How many lines in this material include the string "value"? Answer with the number and nothing further.

-- start of TASK MATERIAL --

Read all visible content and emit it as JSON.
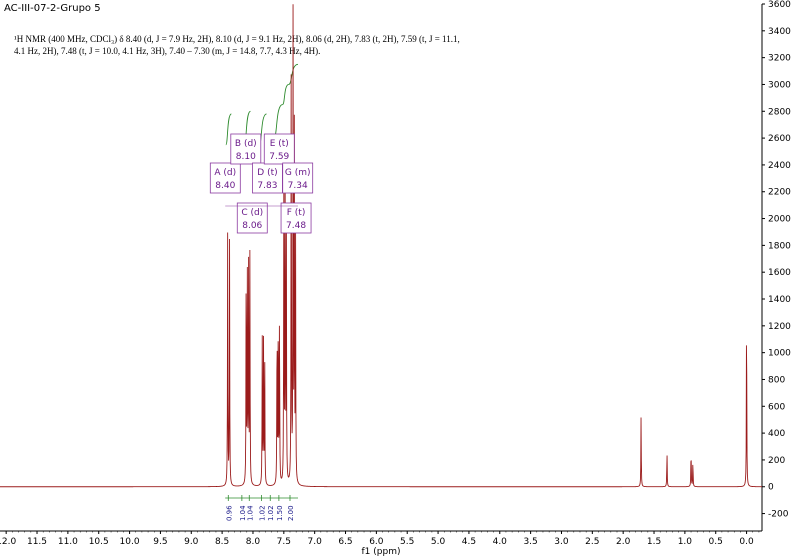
{
  "sample_id": "AC-III-07-2-Grupo 5",
  "nmr_description": {
    "line1": "¹H NMR (400 MHz, CDCl₃) δ 8.40 (d, J = 7.9 Hz, 2H), 8.10 (d, J = 9.1 Hz, 2H), 8.06 (d, 2H), 7.83 (t, 2H), 7.59 (t, J = 11.1,",
    "line2": "4.1 Hz, 2H), 7.48 (t, J = 10.0, 4.1 Hz, 3H), 7.40 – 7.30 (m, J = 14.8, 7.7, 4.3 Hz, 4H)."
  },
  "chart_data": {
    "type": "line",
    "xlabel": "f1 (ppm)",
    "ylabel": "",
    "xlim": [
      12.1,
      -0.25
    ],
    "ylim": [
      -330,
      3600
    ],
    "x_reversed": true,
    "x_ticks": [
      "12.0",
      "11.5",
      "11.0",
      "10.5",
      "10.0",
      "9.5",
      "9.0",
      "8.5",
      "8.0",
      "7.5",
      "7.0",
      "6.5",
      "6.0",
      "5.5",
      "5.0",
      "4.5",
      "4.0",
      "3.5",
      "3.0",
      "2.5",
      "2.0",
      "1.5",
      "1.0",
      "0.5",
      "0.0"
    ],
    "y_ticks": [
      "-200",
      "0",
      "200",
      "400",
      "600",
      "800",
      "1000",
      "1200",
      "1400",
      "1600",
      "1800",
      "2000",
      "2200",
      "2400",
      "2600",
      "2800",
      "3000",
      "3200",
      "3400",
      "3600"
    ],
    "line_color": "#9b1b1b",
    "peaks": [
      {
        "ppm": 8.41,
        "height": 1900
      },
      {
        "ppm": 8.38,
        "height": 1850
      },
      {
        "ppm": 8.11,
        "height": 1820
      },
      {
        "ppm": 8.09,
        "height": 1760
      },
      {
        "ppm": 8.07,
        "height": 1680
      },
      {
        "ppm": 8.05,
        "height": 1700
      },
      {
        "ppm": 7.85,
        "height": 1100
      },
      {
        "ppm": 7.83,
        "height": 1150
      },
      {
        "ppm": 7.81,
        "height": 1080
      },
      {
        "ppm": 7.61,
        "height": 1350
      },
      {
        "ppm": 7.59,
        "height": 1400
      },
      {
        "ppm": 7.57,
        "height": 1380
      },
      {
        "ppm": 7.5,
        "height": 2300
      },
      {
        "ppm": 7.48,
        "height": 2500
      },
      {
        "ppm": 7.46,
        "height": 2200
      },
      {
        "ppm": 7.38,
        "height": 3400
      },
      {
        "ppm": 7.35,
        "height": 3500
      },
      {
        "ppm": 7.33,
        "height": 2600
      },
      {
        "ppm": 7.31,
        "height": 1900
      },
      {
        "ppm": 1.71,
        "height": 530
      },
      {
        "ppm": 1.29,
        "height": 270
      },
      {
        "ppm": 0.9,
        "height": 290
      },
      {
        "ppm": 0.87,
        "height": 200
      },
      {
        "ppm": 0.0,
        "height": 1450
      }
    ],
    "multiplets": [
      {
        "label": "A (d)",
        "shift": "8.40",
        "ppm": 8.4
      },
      {
        "label": "B (d)",
        "shift": "8.10",
        "ppm": 8.1
      },
      {
        "label": "C (d)",
        "shift": "8.06",
        "ppm": 8.06
      },
      {
        "label": "D (t)",
        "shift": "7.83",
        "ppm": 7.83
      },
      {
        "label": "E (t)",
        "shift": "7.59",
        "ppm": 7.59
      },
      {
        "label": "F (t)",
        "shift": "7.48",
        "ppm": 7.48
      },
      {
        "label": "G (m)",
        "shift": "7.34",
        "ppm": 7.34
      }
    ],
    "integrals": [
      {
        "value": "0.96",
        "ppm": 8.4
      },
      {
        "value": "1.04",
        "ppm": 8.18
      },
      {
        "value": "1.04",
        "ppm": 8.06
      },
      {
        "value": "1.02",
        "ppm": 7.86
      },
      {
        "value": "1.02",
        "ppm": 7.72
      },
      {
        "value": "1.50",
        "ppm": 7.58
      },
      {
        "value": "2.00",
        "ppm": 7.4
      }
    ]
  }
}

-- end of TASK MATERIAL --

[REPLY TO THE EXERCISE]
7